● SUPPLIED RECORDS

● ● ● ● ● ● ●

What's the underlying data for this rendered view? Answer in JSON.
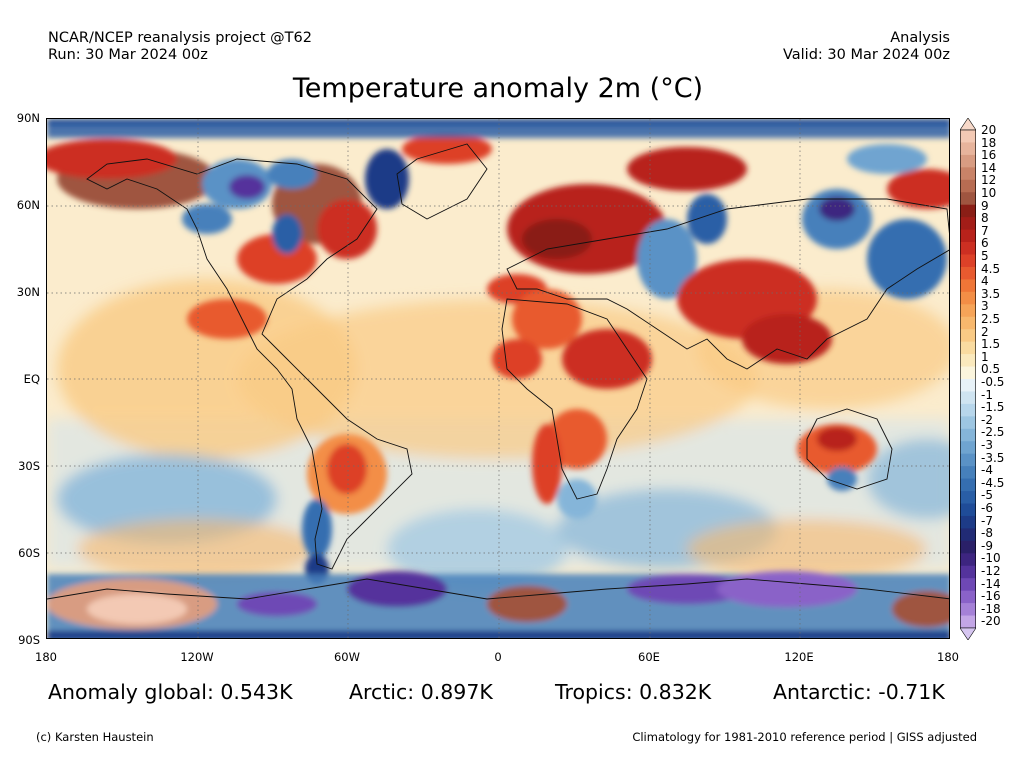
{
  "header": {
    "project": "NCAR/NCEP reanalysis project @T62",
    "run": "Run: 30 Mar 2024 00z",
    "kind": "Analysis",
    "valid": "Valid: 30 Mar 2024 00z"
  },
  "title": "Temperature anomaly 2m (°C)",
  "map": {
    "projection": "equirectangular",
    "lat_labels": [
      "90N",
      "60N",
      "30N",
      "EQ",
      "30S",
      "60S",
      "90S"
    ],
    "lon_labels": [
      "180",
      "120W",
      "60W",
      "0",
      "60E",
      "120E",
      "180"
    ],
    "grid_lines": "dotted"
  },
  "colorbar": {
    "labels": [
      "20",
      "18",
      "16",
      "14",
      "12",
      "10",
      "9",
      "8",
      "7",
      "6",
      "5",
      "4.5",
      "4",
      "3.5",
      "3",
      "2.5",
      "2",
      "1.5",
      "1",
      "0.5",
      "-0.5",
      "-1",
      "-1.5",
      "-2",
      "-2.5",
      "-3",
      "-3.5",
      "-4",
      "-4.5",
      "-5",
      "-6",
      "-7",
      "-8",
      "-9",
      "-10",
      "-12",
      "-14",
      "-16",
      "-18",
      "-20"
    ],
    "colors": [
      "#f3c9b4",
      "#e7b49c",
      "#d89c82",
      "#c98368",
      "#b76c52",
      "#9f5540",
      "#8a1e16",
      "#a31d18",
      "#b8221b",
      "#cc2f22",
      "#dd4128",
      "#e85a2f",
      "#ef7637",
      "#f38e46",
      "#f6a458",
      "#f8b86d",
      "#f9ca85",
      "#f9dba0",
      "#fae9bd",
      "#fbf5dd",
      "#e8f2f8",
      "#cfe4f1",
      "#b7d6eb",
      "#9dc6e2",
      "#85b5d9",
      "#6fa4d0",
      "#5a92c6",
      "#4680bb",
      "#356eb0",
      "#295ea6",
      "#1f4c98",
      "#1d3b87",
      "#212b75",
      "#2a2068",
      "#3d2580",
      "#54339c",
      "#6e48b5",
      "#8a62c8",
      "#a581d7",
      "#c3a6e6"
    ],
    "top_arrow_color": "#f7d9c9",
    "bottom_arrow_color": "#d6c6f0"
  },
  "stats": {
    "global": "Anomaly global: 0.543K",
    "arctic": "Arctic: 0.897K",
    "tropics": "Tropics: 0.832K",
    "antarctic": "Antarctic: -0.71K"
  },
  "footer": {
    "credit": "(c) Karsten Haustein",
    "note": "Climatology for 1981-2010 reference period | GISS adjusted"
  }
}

● ● ● ● ● ● ●

● EXERCISE DIRECTIONS
Reproduce the whole listing exactly, but not the images in it.

● RESPONSE FOR THIS EXERCISE
What's the underlying data for this rendered view? Answer in JSON.
{
  "header": {
    "project": "NCAR/NCEP reanalysis project @T62",
    "run": "Run: 30 Mar 2024 00z",
    "kind": "Analysis",
    "valid": "Valid: 30 Mar 2024 00z"
  },
  "title": "Temperature anomaly 2m (°C)",
  "map": {
    "projection": "equirectangular",
    "lat_labels": [
      "90N",
      "60N",
      "30N",
      "EQ",
      "30S",
      "60S",
      "90S"
    ],
    "lon_labels": [
      "180",
      "120W",
      "60W",
      "0",
      "60E",
      "120E",
      "180"
    ],
    "grid_lines": "dotted"
  },
  "colorbar": {
    "labels": [
      "20",
      "18",
      "16",
      "14",
      "12",
      "10",
      "9",
      "8",
      "7",
      "6",
      "5",
      "4.5",
      "4",
      "3.5",
      "3",
      "2.5",
      "2",
      "1.5",
      "1",
      "0.5",
      "-0.5",
      "-1",
      "-1.5",
      "-2",
      "-2.5",
      "-3",
      "-3.5",
      "-4",
      "-4.5",
      "-5",
      "-6",
      "-7",
      "-8",
      "-9",
      "-10",
      "-12",
      "-14",
      "-16",
      "-18",
      "-20"
    ],
    "colors": [
      "#f3c9b4",
      "#e7b49c",
      "#d89c82",
      "#c98368",
      "#b76c52",
      "#9f5540",
      "#8a1e16",
      "#a31d18",
      "#b8221b",
      "#cc2f22",
      "#dd4128",
      "#e85a2f",
      "#ef7637",
      "#f38e46",
      "#f6a458",
      "#f8b86d",
      "#f9ca85",
      "#f9dba0",
      "#fae9bd",
      "#fbf5dd",
      "#e8f2f8",
      "#cfe4f1",
      "#b7d6eb",
      "#9dc6e2",
      "#85b5d9",
      "#6fa4d0",
      "#5a92c6",
      "#4680bb",
      "#356eb0",
      "#295ea6",
      "#1f4c98",
      "#1d3b87",
      "#212b75",
      "#2a2068",
      "#3d2580",
      "#54339c",
      "#6e48b5",
      "#8a62c8",
      "#a581d7",
      "#c3a6e6"
    ],
    "top_arrow_color": "#f7d9c9",
    "bottom_arrow_color": "#d6c6f0"
  },
  "stats": {
    "global": "Anomaly global: 0.543K",
    "arctic": "Arctic: 0.897K",
    "tropics": "Tropics: 0.832K",
    "antarctic": "Antarctic: -0.71K"
  },
  "footer": {
    "credit": "(c) Karsten Haustein",
    "note": "Climatology for 1981-2010 reference period | GISS adjusted"
  }
}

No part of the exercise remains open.